## WORK TO BE COMPLETED
Find each line with the string "color" and copy it.

━━━━━━

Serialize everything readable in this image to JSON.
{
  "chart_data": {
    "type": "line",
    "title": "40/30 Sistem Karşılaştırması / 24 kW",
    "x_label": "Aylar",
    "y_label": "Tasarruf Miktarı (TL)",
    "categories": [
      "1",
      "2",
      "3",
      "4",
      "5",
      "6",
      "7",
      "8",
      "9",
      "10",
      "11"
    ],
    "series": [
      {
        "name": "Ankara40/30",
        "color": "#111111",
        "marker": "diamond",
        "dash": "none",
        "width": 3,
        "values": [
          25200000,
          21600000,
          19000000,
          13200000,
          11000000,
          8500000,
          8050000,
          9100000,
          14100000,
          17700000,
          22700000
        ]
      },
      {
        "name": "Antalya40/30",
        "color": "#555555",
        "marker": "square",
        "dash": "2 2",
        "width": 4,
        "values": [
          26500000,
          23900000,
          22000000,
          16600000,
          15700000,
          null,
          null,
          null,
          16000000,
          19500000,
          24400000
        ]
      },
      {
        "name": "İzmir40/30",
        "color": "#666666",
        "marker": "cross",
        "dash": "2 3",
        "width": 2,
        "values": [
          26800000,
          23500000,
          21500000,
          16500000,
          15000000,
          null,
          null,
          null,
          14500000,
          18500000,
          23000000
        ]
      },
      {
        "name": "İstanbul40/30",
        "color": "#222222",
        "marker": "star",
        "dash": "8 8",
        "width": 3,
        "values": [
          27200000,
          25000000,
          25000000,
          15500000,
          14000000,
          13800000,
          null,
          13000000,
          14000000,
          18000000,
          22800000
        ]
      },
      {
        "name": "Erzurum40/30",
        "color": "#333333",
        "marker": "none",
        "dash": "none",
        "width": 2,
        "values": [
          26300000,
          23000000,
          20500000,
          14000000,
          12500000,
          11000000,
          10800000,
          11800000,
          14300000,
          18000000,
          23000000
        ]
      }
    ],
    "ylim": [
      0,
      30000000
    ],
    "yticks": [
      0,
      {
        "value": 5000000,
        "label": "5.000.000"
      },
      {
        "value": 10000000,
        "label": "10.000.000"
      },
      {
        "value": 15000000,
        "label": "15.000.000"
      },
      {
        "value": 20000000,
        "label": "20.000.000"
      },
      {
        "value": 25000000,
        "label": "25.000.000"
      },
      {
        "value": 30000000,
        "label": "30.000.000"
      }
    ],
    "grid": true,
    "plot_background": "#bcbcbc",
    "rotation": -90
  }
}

━━━━━━

## ANSWER TO THE PROBLEM
        "color": "#111111",
        "color": "#555555",
        "color": "#666666",
        "color": "#222222",
        "color": "#333333",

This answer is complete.